### Information supplied
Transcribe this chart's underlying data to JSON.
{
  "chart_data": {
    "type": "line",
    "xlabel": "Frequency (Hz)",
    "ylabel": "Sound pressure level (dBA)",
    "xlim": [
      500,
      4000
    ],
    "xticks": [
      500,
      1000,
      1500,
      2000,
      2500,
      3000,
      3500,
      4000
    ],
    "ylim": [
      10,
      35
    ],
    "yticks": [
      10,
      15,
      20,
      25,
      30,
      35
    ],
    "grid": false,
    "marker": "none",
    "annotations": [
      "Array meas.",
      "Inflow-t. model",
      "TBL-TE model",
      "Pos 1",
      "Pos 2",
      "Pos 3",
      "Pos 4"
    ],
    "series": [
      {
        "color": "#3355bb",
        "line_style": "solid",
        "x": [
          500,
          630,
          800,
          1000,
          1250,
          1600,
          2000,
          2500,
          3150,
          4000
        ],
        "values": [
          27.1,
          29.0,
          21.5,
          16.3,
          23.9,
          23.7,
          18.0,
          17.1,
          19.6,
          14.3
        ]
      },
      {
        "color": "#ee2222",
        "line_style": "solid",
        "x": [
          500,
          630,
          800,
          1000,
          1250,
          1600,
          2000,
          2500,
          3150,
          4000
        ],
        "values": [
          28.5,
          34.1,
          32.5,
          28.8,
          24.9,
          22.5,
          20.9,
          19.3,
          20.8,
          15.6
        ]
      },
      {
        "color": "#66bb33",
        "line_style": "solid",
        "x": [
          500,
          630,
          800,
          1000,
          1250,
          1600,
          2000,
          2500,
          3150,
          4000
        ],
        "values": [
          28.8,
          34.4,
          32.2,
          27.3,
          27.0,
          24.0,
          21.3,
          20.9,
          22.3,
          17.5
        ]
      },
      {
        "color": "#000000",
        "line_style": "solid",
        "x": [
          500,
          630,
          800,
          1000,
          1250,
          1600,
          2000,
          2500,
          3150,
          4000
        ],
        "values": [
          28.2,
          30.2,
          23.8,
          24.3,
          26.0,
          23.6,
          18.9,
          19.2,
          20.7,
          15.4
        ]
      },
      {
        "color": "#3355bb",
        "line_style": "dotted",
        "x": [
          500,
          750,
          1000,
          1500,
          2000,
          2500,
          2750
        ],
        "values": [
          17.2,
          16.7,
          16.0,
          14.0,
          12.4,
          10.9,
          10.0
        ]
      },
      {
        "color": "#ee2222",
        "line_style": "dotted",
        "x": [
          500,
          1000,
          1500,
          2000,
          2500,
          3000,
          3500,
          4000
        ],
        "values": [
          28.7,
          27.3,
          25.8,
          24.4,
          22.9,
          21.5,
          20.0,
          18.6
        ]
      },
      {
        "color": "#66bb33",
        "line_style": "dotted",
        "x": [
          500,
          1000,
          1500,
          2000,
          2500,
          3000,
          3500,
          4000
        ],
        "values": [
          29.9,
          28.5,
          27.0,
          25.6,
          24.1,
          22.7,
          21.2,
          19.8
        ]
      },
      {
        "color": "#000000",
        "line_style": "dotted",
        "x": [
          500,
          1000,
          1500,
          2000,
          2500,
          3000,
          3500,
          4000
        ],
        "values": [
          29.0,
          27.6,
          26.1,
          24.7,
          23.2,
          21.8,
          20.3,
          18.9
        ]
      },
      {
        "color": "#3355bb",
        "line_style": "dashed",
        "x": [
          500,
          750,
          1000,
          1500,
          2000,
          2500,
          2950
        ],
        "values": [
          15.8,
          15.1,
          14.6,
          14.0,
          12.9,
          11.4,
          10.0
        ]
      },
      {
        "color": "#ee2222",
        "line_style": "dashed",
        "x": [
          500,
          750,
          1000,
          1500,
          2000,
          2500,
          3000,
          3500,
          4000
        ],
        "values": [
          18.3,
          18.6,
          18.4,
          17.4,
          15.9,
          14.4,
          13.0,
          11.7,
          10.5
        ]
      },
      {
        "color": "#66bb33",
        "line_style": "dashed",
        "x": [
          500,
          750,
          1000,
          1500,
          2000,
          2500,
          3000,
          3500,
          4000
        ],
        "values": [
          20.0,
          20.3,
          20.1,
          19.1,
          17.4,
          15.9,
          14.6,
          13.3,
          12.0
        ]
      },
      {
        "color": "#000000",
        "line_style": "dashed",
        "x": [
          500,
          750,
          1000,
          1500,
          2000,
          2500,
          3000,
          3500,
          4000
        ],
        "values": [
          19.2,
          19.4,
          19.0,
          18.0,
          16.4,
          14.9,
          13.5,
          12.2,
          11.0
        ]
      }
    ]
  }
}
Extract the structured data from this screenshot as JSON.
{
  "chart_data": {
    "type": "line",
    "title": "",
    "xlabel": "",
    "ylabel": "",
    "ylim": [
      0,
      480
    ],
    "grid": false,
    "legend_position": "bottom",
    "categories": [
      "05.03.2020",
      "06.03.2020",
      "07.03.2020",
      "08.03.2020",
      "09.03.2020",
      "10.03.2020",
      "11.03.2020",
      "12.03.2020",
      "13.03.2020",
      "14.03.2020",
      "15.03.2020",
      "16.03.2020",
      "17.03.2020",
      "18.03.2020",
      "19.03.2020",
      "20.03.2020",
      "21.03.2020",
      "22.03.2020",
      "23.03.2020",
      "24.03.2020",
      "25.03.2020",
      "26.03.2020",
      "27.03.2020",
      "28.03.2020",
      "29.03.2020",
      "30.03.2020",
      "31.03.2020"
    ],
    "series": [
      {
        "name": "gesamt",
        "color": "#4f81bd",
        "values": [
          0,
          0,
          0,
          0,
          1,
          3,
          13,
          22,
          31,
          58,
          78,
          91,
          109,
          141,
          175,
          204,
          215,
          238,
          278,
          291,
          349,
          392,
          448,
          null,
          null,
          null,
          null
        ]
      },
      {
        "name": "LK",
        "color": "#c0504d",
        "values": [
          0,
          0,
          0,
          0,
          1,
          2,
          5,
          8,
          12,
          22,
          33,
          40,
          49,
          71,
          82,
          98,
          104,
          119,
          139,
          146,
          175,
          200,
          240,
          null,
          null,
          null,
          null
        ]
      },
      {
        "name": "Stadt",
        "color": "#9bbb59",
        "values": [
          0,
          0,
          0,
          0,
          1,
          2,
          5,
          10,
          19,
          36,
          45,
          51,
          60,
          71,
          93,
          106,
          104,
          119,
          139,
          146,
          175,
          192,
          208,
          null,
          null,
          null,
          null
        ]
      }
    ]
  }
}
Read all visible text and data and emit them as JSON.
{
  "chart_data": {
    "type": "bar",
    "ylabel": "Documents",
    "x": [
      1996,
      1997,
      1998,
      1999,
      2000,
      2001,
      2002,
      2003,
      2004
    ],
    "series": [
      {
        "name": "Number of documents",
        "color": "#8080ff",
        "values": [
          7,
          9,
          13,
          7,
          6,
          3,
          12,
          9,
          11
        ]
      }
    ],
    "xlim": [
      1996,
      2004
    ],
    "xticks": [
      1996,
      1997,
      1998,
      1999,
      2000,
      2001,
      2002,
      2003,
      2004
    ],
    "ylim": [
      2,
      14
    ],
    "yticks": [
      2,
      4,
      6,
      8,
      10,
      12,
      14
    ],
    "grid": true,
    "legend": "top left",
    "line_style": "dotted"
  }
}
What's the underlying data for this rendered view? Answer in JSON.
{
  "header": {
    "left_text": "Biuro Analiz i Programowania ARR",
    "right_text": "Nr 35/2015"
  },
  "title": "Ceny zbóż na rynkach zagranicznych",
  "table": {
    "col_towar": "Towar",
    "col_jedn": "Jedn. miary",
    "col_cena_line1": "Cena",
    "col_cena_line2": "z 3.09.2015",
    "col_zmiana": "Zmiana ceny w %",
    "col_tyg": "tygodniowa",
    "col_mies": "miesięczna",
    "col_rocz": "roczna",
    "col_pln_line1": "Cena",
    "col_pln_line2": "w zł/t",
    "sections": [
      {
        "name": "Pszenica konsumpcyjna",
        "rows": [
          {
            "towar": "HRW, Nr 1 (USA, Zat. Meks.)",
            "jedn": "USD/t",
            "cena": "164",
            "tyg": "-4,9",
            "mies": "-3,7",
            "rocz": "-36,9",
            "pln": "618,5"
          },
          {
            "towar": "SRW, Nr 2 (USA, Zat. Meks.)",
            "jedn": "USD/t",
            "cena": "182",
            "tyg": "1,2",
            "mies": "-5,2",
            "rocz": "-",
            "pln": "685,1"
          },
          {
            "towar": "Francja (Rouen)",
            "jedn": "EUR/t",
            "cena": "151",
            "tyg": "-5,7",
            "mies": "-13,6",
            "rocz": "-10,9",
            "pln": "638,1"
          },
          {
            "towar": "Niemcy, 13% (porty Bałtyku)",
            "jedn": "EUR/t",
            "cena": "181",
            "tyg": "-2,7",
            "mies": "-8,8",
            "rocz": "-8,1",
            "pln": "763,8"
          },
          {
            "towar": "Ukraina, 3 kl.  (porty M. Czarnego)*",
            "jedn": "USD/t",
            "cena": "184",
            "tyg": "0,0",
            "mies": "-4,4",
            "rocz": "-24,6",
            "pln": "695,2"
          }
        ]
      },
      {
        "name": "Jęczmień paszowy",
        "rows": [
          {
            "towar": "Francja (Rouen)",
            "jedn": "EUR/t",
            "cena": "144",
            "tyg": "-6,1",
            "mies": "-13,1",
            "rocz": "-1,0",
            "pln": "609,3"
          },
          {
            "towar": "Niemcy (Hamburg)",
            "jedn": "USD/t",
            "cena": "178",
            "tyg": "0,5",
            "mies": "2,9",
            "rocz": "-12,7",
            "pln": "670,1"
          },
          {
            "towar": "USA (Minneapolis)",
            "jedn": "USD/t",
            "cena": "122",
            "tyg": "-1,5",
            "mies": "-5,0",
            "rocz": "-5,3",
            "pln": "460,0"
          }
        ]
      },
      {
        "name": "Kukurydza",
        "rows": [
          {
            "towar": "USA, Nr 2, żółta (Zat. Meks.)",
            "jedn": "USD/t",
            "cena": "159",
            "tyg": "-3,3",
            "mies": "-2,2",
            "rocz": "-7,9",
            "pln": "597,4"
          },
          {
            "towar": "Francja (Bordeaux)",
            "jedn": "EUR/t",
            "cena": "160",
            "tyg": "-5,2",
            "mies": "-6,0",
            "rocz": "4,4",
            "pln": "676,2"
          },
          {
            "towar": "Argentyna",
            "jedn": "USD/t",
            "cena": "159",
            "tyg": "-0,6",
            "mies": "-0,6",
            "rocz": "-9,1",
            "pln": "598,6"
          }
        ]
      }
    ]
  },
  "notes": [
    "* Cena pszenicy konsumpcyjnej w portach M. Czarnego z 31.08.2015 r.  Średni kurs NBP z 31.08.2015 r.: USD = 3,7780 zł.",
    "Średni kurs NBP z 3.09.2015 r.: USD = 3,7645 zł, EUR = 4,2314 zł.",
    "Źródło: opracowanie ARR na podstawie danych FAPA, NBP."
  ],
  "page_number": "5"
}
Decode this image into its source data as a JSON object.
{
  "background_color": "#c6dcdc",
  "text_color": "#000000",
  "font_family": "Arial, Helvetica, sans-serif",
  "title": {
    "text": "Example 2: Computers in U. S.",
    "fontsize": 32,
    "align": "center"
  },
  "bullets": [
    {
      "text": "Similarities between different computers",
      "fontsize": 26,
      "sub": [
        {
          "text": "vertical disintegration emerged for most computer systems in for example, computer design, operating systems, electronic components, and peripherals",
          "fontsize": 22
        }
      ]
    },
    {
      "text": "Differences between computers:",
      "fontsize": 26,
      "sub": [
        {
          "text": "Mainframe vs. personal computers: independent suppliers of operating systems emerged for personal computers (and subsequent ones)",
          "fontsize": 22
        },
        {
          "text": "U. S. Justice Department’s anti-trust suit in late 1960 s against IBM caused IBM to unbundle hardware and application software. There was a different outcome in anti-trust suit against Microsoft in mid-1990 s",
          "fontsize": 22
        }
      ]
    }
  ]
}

### What to produce
Search the preceding listing for "title" and extract every line where it is found.

### Result of this exercise
    "title": "",
  "title": "Ceny zbóż na rynkach zagranicznych",
  "title": {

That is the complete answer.